#### [Data to process]
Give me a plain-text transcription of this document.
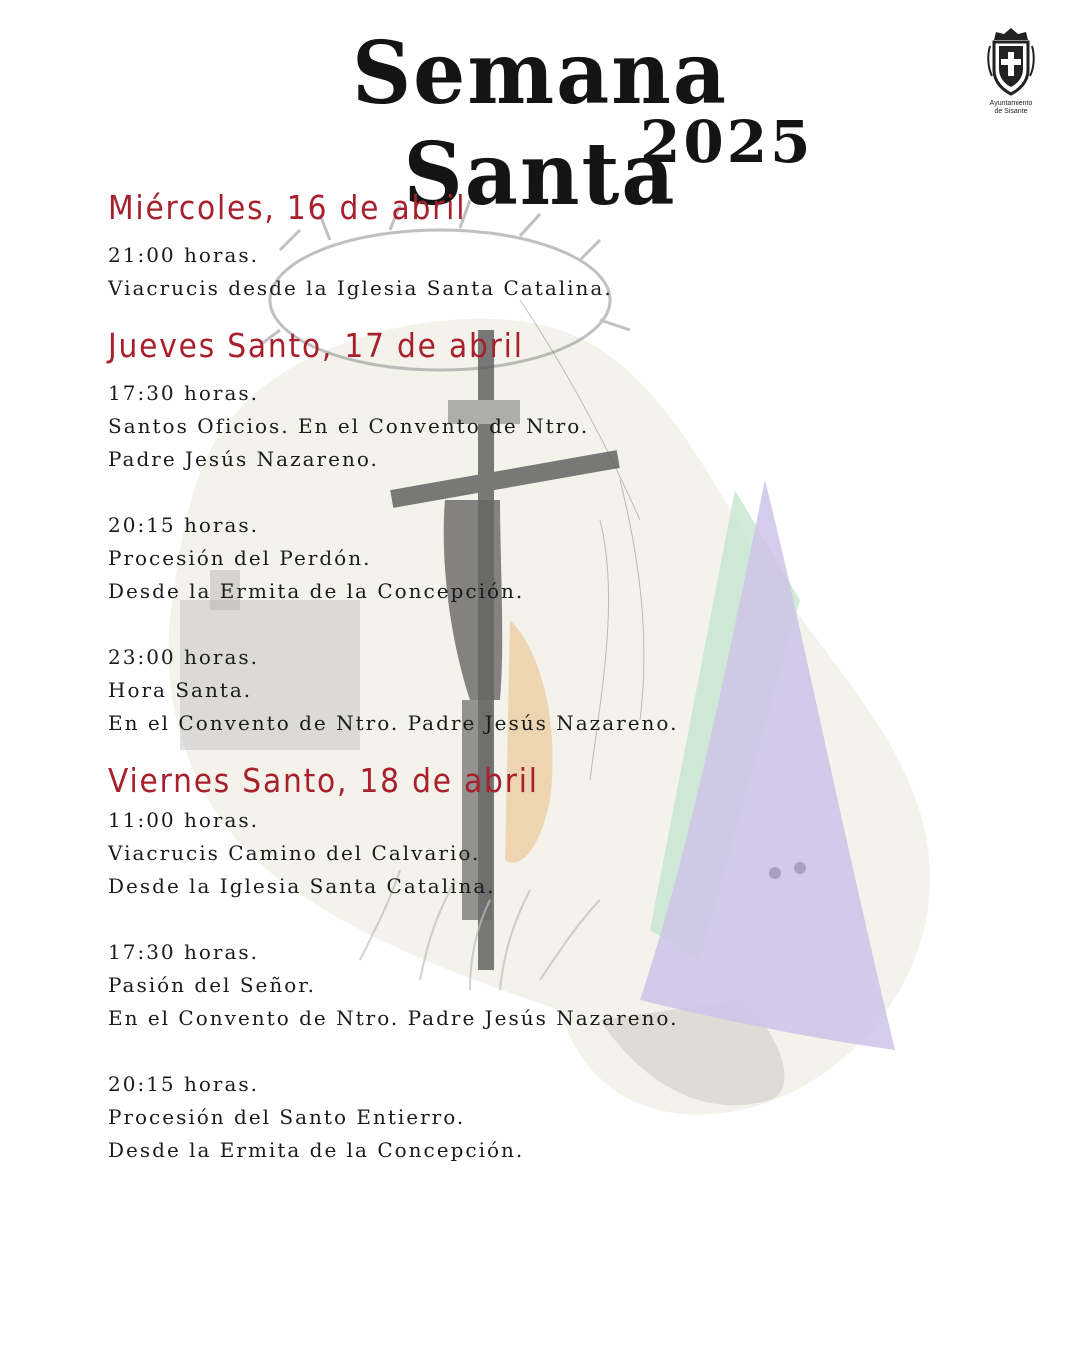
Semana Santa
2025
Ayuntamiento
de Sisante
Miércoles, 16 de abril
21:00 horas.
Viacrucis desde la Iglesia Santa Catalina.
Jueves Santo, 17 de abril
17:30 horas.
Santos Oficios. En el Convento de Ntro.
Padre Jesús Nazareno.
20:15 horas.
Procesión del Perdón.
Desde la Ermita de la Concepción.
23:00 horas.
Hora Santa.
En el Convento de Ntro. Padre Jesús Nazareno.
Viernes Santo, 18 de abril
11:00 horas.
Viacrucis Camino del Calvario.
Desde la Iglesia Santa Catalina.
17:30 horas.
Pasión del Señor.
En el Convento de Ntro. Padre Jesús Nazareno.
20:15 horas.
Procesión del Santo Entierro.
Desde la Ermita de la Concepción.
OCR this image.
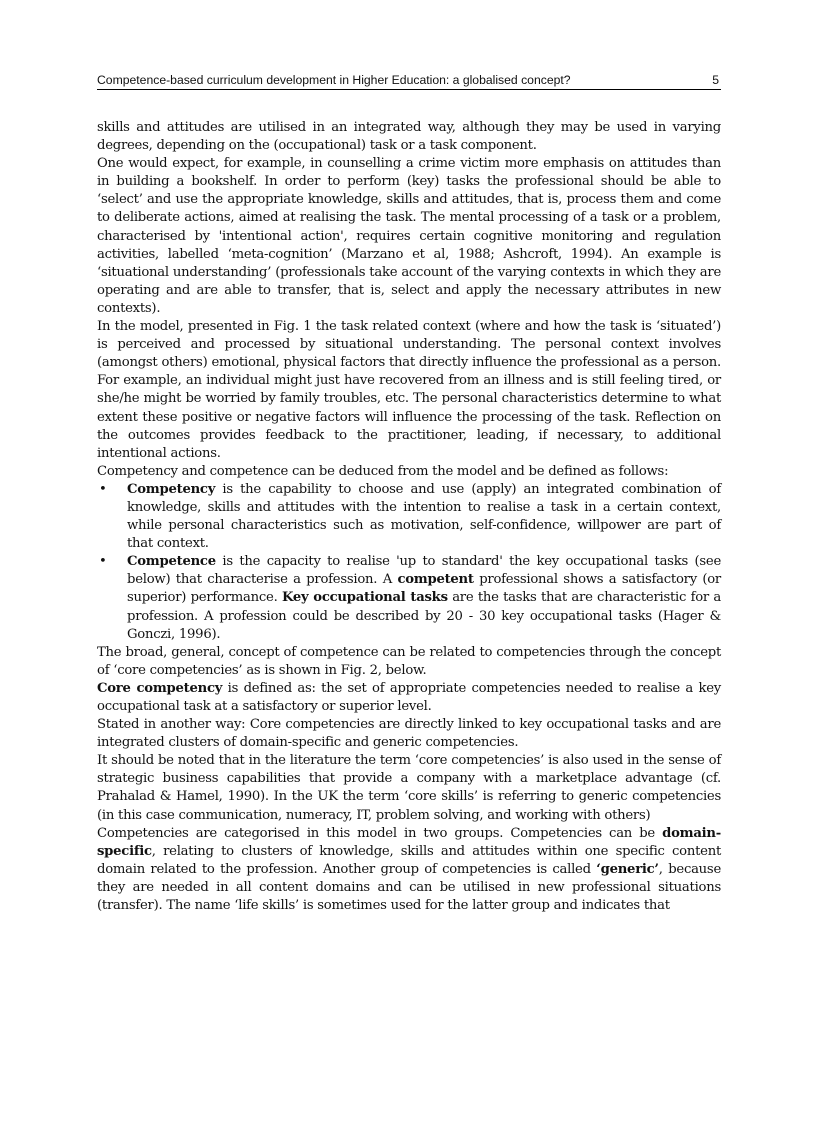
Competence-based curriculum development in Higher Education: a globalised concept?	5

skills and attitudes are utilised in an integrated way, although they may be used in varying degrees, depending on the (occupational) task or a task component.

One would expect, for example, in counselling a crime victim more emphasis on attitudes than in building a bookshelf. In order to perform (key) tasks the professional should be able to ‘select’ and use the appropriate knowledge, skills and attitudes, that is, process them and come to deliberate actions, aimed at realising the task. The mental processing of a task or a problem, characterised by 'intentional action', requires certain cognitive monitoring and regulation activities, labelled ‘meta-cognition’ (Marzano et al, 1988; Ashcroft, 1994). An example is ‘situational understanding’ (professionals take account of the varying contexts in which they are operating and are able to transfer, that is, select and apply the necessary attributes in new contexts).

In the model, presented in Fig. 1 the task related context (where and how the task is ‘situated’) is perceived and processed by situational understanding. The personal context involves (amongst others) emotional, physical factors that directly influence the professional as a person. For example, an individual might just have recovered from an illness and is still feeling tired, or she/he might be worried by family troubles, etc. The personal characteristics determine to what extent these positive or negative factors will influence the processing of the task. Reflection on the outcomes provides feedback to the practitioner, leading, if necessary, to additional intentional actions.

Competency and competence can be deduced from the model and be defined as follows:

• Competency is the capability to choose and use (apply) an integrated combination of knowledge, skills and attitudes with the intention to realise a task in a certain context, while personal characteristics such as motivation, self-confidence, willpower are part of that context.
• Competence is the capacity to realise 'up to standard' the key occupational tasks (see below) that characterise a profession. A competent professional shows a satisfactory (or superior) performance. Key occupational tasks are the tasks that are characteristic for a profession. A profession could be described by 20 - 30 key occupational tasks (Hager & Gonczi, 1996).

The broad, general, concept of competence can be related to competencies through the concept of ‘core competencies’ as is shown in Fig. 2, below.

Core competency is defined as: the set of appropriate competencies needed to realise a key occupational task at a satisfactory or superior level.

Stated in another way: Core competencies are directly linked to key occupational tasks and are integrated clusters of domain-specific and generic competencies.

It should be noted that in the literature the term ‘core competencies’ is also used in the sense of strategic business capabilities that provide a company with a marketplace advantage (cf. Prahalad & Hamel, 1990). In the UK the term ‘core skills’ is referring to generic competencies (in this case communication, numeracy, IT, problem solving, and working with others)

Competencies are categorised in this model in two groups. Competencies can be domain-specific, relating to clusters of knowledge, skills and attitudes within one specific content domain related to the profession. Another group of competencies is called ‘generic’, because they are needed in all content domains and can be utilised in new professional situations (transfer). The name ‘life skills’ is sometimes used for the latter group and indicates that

#### [The task]
Copy the records above exactly. The pictures are not part of the copy.

#### [Written response]
Give me a plain-text transcription of this document.
Semana Santa
2025
Ayuntamiento
de Sisante
Miércoles, 16 de abril
21:00 horas.
Viacrucis desde la Iglesia Santa Catalina.
Jueves Santo, 17 de abril
17:30 horas.
Santos Oficios. En el Convento de Ntro.
Padre Jesús Nazareno.
20:15 horas.
Procesión del Perdón.
Desde la Ermita de la Concepción.
23:00 horas.
Hora Santa.
En el Convento de Ntro. Padre Jesús Nazareno.
Viernes Santo, 18 de abril
11:00 horas.
Viacrucis Camino del Calvario.
Desde la Iglesia Santa Catalina.
17:30 horas.
Pasión del Señor.
En el Convento de Ntro. Padre Jesús Nazareno.
20:15 horas.
Procesión del Santo Entierro.
Desde la Ermita de la Concepción.
OCR this image.
Competence-based curriculum development in Higher Education: a globalised concept?	5

skills and attitudes are utilised in an integrated way, although they may be used in varying degrees, depending on the (occupational) task or a task component.

One would expect, for example, in counselling a crime victim more emphasis on attitudes than in building a bookshelf. In order to perform (key) tasks the professional should be able to ‘select’ and use the appropriate knowledge, skills and attitudes, that is, process them and come to deliberate actions, aimed at realising the task. The mental processing of a task or a problem, characterised by 'intentional action', requires certain cognitive monitoring and regulation activities, labelled ‘meta-cognition’ (Marzano et al, 1988; Ashcroft, 1994). An example is ‘situational understanding’ (professionals take account of the varying contexts in which they are operating and are able to transfer, that is, select and apply the necessary attributes in new contexts).

In the model, presented in Fig. 1 the task related context (where and how the task is ‘situated’) is perceived and processed by situational understanding. The personal context involves (amongst others) emotional, physical factors that directly influence the professional as a person. For example, an individual might just have recovered from an illness and is still feeling tired, or she/he might be worried by family troubles, etc. The personal characteristics determine to what extent these positive or negative factors will influence the processing of the task. Reflection on the outcomes provides feedback to the practitioner, leading, if necessary, to additional intentional actions.

Competency and competence can be deduced from the model and be defined as follows:

• Competency is the capability to choose and use (apply) an integrated combination of knowledge, skills and attitudes with the intention to realise a task in a certain context, while personal characteristics such as motivation, self-confidence, willpower are part of that context.
• Competence is the capacity to realise 'up to standard' the key occupational tasks (see below) that characterise a profession. A competent professional shows a satisfactory (or superior) performance. Key occupational tasks are the tasks that are characteristic for a profession. A profession could be described by 20 - 30 key occupational tasks (Hager & Gonczi, 1996).

The broad, general, concept of competence can be related to competencies through the concept of ‘core competencies’ as is shown in Fig. 2, below.

Core competency is defined as: the set of appropriate competencies needed to realise a key occupational task at a satisfactory or superior level.

Stated in another way: Core competencies are directly linked to key occupational tasks and are integrated clusters of domain-specific and generic competencies.

It should be noted that in the literature the term ‘core competencies’ is also used in the sense of strategic business capabilities that provide a company with a marketplace advantage (cf. Prahalad & Hamel, 1990). In the UK the term ‘core skills’ is referring to generic competencies (in this case communication, numeracy, IT, problem solving, and working with others)

Competencies are categorised in this model in two groups. Competencies can be domain-specific, relating to clusters of knowledge, skills and attitudes within one specific content domain related to the profession. Another group of competencies is called ‘generic’, because they are needed in all content domains and can be utilised in new professional situations (transfer). The name ‘life skills’ is sometimes used for the latter group and indicates that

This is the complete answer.